[Start of DATA IN THIS EXERCISE]

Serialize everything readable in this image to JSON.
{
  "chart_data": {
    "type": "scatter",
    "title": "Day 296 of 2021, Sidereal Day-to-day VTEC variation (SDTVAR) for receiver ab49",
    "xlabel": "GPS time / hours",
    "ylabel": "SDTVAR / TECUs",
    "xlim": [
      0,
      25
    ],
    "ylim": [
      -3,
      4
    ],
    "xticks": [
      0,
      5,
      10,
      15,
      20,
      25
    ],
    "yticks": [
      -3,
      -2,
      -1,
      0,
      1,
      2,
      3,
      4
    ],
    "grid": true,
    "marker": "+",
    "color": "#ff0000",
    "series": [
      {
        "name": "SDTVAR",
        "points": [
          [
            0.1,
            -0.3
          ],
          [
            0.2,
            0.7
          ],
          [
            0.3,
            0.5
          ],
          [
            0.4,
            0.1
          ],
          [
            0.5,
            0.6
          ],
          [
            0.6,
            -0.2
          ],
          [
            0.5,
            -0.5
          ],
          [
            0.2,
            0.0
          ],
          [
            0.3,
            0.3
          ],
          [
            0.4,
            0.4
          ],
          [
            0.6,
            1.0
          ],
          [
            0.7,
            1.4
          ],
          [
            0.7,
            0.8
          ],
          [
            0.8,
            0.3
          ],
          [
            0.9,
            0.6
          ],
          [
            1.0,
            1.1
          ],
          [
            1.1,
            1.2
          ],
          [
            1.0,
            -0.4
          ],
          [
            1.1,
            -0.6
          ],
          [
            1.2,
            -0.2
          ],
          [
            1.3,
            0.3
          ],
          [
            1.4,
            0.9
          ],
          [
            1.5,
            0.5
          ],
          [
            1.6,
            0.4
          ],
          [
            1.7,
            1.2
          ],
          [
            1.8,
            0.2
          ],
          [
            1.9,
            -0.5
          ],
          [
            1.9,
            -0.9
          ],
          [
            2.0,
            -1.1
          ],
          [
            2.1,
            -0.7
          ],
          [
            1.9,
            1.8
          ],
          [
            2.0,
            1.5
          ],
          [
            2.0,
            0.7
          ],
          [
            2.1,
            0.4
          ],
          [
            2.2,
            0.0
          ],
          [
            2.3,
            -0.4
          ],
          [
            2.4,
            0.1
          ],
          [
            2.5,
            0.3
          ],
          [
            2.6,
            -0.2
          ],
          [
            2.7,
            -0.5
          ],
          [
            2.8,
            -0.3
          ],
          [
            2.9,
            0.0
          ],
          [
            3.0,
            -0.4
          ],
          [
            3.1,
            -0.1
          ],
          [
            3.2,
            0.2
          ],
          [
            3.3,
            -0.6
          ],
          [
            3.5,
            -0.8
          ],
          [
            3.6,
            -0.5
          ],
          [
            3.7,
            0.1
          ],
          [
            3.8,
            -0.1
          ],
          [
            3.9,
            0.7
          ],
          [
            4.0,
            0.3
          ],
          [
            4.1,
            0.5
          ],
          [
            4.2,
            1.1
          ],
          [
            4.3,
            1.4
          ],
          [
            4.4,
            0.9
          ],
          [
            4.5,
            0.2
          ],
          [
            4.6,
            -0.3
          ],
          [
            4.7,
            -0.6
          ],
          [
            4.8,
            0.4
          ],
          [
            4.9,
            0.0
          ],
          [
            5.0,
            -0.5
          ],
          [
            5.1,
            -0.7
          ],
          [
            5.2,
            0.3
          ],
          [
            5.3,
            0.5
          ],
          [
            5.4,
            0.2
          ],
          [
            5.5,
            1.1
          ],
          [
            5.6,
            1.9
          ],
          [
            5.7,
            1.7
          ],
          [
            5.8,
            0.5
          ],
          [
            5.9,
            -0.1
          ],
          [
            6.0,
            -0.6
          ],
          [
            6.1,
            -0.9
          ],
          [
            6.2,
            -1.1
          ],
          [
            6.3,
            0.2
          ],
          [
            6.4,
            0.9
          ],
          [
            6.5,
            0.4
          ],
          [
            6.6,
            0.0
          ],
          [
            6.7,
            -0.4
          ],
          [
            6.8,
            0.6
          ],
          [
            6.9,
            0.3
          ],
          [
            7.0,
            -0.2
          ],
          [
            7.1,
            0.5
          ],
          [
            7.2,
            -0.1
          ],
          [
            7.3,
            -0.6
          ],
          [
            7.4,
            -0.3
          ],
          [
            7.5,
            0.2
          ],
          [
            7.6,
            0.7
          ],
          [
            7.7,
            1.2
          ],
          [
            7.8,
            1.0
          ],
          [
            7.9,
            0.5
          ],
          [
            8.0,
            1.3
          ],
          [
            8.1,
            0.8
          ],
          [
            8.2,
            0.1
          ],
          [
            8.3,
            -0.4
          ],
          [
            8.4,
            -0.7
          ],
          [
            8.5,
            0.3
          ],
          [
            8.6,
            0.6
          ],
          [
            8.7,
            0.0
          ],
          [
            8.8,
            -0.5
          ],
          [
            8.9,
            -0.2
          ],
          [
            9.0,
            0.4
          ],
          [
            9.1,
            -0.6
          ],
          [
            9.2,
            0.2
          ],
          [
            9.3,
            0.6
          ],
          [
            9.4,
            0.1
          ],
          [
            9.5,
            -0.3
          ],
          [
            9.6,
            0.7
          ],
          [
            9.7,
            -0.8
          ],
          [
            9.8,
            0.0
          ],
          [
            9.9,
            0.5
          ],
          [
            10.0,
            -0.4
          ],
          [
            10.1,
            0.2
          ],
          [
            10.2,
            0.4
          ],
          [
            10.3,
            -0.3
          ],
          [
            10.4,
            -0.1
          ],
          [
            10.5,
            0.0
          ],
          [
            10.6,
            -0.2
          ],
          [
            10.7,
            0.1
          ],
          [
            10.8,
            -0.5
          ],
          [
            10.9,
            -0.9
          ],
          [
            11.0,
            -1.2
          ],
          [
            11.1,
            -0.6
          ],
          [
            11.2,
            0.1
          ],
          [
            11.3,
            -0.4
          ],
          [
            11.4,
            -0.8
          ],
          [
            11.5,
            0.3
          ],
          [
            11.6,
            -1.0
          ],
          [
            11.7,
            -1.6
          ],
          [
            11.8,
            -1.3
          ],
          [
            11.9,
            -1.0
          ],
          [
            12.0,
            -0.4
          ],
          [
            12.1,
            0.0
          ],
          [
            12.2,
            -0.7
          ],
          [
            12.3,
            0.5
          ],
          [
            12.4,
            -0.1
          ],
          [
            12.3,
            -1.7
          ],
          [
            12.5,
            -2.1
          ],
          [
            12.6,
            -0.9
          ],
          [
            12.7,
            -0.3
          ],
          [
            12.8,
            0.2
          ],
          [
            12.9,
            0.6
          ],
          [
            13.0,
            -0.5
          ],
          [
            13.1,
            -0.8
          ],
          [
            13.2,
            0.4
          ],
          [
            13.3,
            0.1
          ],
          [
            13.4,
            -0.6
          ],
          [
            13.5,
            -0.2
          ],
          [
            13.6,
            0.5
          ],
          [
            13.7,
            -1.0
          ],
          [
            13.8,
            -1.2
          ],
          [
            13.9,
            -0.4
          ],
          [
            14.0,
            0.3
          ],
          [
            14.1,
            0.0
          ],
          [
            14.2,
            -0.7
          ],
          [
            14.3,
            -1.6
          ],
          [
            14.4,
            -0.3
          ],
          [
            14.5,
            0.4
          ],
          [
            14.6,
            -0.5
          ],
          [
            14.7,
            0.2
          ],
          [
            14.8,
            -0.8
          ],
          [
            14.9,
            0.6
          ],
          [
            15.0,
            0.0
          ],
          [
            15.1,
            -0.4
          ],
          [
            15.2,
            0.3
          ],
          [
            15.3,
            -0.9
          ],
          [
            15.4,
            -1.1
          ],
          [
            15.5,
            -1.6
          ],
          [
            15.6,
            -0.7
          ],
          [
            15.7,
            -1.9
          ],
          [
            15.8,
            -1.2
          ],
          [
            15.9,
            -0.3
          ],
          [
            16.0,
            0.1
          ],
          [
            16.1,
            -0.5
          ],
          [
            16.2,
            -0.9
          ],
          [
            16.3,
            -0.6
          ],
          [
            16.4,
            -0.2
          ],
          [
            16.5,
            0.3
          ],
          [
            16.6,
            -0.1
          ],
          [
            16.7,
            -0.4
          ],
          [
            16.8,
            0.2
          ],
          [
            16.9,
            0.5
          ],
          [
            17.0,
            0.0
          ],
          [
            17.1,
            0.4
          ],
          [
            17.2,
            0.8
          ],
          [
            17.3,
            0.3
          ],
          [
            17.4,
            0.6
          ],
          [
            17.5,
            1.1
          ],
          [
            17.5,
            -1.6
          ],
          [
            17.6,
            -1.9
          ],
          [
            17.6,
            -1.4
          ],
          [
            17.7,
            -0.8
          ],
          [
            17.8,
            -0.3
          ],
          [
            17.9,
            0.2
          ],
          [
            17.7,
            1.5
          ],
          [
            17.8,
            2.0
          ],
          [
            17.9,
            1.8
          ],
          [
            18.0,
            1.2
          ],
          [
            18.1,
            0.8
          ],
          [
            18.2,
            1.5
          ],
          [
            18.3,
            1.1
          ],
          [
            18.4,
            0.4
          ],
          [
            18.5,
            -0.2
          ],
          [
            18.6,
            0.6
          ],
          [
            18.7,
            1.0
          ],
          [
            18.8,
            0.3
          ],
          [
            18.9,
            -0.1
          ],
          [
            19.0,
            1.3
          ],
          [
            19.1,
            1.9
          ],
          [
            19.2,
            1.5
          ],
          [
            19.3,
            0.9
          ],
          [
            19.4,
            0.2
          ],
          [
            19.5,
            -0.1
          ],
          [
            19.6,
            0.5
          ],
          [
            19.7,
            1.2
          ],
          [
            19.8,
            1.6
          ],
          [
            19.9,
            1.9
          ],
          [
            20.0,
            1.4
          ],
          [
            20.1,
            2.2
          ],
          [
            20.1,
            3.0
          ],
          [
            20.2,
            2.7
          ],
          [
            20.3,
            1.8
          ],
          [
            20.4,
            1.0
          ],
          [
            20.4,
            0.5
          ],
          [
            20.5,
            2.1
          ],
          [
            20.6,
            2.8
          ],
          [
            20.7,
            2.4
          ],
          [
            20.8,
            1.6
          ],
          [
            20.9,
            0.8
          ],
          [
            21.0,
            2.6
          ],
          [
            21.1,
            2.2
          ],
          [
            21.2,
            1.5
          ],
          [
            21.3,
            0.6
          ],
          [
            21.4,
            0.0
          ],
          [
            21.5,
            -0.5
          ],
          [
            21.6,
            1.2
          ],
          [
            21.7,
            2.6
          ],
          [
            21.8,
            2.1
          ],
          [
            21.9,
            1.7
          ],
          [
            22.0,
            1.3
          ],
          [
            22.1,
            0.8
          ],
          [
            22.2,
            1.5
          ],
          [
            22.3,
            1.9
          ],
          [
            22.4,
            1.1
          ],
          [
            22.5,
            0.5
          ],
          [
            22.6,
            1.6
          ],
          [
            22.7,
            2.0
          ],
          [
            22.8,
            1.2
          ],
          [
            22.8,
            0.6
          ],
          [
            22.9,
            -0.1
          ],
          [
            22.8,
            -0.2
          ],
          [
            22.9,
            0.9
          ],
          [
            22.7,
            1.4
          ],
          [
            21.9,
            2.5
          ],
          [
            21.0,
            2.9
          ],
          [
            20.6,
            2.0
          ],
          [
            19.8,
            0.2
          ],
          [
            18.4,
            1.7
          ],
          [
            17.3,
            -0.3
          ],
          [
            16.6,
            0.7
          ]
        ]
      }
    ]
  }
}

[End of DATA IN THIS EXERCISE]

# [WHAT THE TASK ASKS]
Look through the records and gather every line containing "SDTVAR".

# [OUTPUT FOR THIS TASK]
    "title": "Day 296 of 2021, Sidereal Day-to-day VTEC variation (SDTVAR) for receiver ab49",
    "ylabel": "SDTVAR / TECUs",
        "name": "SDTVAR",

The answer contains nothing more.